-- Text extract start --
I don't see anything resembling mawashi-uke in this rendition of Yunbi.  Do you have a better example than I was able to find?  [yt]KFNUSpxn4mc[/yt]

Regardless, I'm not aware of any evidence connecting Goju-ryu to Tang Soo Do.  We don't see any TSD federations include common workhorse Goju kata like Seiunchin or Sanchin as a mainstream study after all.  Again no kakie, no sanchin body training, no modern survival of hojo undo in TSD...  The case is overwhelmingly against a Goju/TSD connection.  Furthermore, I bet if you show 10 different Goju-ryu instructor level dans some key TSD hyung like Kong San Koon or Pal Sek they'd all say they don't see any Goju-ryu in it.  This isn't meant to be a disparagement of TSD by the way.  I think it stands on its own as a completely good style in of itself.

I think a possible Shudokan link has much more possibility and it merits more investigation.


----------



## Makalakumu

dancingalone said:


> I don't see anything resembling mawashi-uke in this rendition of Yunbi.  Do you have a better example than I was able to find?  [yt]KFNUSpxn4mc[/yt]



That is one of the more interesting versions of Wansu I've seen.  LOL!  It is still there, though, but it's highly stylized.  At the end, right before the 360 degree hop.  It looks like he is stepping forward and moving his hands up and down alternately.  Imagine the move with more circular motions.

At any rate, it's not a block you see taught in many TSD dojangs.  My teacher's school is the only place I have seen it taught that way.



dancingalone said:


> Regardless, I'm not aware of any evidence connecting Goju-ryu to Tang Soo Do.  We don't see any TSD federations include common workhorse Goju kata like Seiunchin or Sanchin as a mainstream study after all.  Again no kakie, no sanchin body training, no modern survival of hojo undo in TSD...  The case is overwhelmingly against a Goju/TSD connection.  Furthermore, I bet if you show 10 different Goju-ryu instructor level dans some key TSD hyung like Kong San Koon or Pal Sek they'd all say they don't see any Goju-ryu in it.  This isn't meant to be a disparagement of TSD by the way.  I think it stands on its own as a completely good style in of itself.
-- Text extract end --
-- Given entries start --
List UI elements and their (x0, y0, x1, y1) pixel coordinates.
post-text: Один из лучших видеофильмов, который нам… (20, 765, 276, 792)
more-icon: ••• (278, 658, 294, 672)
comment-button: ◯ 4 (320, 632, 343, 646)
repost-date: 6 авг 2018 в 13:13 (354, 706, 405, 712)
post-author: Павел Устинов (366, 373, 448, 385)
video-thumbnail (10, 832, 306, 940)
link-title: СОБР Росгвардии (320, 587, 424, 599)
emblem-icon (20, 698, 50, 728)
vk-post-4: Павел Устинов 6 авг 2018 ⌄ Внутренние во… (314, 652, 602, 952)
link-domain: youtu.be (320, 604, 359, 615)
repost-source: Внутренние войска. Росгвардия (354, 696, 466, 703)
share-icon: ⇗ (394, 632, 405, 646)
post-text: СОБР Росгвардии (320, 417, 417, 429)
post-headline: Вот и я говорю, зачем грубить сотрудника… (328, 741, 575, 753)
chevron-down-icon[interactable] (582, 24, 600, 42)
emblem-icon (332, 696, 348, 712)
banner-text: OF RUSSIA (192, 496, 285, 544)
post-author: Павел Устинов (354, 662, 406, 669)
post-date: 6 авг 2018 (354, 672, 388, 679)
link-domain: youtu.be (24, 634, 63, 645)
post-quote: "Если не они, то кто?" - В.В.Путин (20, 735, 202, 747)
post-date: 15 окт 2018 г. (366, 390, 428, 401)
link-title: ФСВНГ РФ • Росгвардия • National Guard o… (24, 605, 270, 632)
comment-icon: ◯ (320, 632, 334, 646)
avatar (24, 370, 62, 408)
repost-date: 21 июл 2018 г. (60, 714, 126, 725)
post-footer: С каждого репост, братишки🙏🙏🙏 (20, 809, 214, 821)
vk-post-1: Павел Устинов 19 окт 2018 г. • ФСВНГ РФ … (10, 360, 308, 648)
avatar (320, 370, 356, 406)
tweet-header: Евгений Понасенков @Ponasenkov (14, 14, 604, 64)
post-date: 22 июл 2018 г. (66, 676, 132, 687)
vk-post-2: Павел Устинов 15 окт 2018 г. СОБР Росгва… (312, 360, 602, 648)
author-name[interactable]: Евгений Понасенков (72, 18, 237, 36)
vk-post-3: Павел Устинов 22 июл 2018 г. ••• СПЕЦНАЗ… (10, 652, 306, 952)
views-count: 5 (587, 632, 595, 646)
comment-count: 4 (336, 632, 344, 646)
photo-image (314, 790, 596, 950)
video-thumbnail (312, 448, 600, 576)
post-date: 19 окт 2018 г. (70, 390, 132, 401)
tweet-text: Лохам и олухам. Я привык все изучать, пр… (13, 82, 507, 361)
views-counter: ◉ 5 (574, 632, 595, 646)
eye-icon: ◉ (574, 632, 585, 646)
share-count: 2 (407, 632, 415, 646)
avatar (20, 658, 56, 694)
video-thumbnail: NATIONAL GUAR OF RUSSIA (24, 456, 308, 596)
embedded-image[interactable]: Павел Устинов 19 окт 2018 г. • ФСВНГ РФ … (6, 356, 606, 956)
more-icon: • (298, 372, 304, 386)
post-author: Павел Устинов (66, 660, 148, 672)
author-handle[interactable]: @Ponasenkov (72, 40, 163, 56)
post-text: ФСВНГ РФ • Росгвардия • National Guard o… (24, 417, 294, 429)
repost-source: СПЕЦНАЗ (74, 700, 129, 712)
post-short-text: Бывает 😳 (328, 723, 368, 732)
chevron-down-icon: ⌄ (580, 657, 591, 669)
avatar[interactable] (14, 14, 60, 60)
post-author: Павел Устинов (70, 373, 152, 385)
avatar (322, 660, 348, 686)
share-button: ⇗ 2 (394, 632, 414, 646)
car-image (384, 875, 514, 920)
-- Given entries end --
- Problems to work on:
1. Write out the part of the Goju-ryu and Tang Soo Do thread between "## Makalakumu" and "more circular motions.", inclusive.
2. Carry on the forum thread about Goju-ryu and Tang Soo Do from the point where it stops.

- Answers to the exercises:
1.
## Makalakumu

dancingalone said:


> I don't see anything resembling mawashi-uke in this rendition of Yunbi.  Do you have a better example than I was able to find?  [yt]KFNUSpxn4mc[/yt]



That is one of the more interesting versions of Wansu I've seen.  LOL!  It is still there, though, but it's highly stylized.  At the end, right before the 360 degree hop.  It looks like he is stepping forward and moving his hands up and down alternately.  Imagine the move with more circular motions.

2.
Yeah, this is probably the case, I just wanted to throw the question out there because the kata were listed at TSD hyungs.  It's interesting to explore the rationale behind it.



dancingalone said:


> I think a possible Shudokan link has much more possibility and it merits more investigation.



Definitely!  I think we may actually have a link outside of Shotokan here!


----------



## clfsean

maunakumu said:


> Here are the forms he lists in Tang Soo Do (Soo Bahk Do) Vol. 1 on page 352-353.  He presents two lists.
> 
> <<snipped>>
> 
> *15.  So Rim Jang Kwan* - ?
> *16.  Dam Toi* - ?



As it's already been mentioned, Dam Toi is Tan Tui is Mandarin. It's used as a building exercise by many northern CMA's. At one time, it was a stand alone system by itself, but it's basics were so strong in building the required skills for related arts that were deeper in content, many adopted the basic road set as a primer. It'd be interesting to see which one he claimed.

Unless my non-existing Korean to Chinese translation skills have failed (which is quite likely) #15 translates to Shaolin Chang Quan, which just means Shaolin Long Fist. That doesn't say much of anything about "what" was studied.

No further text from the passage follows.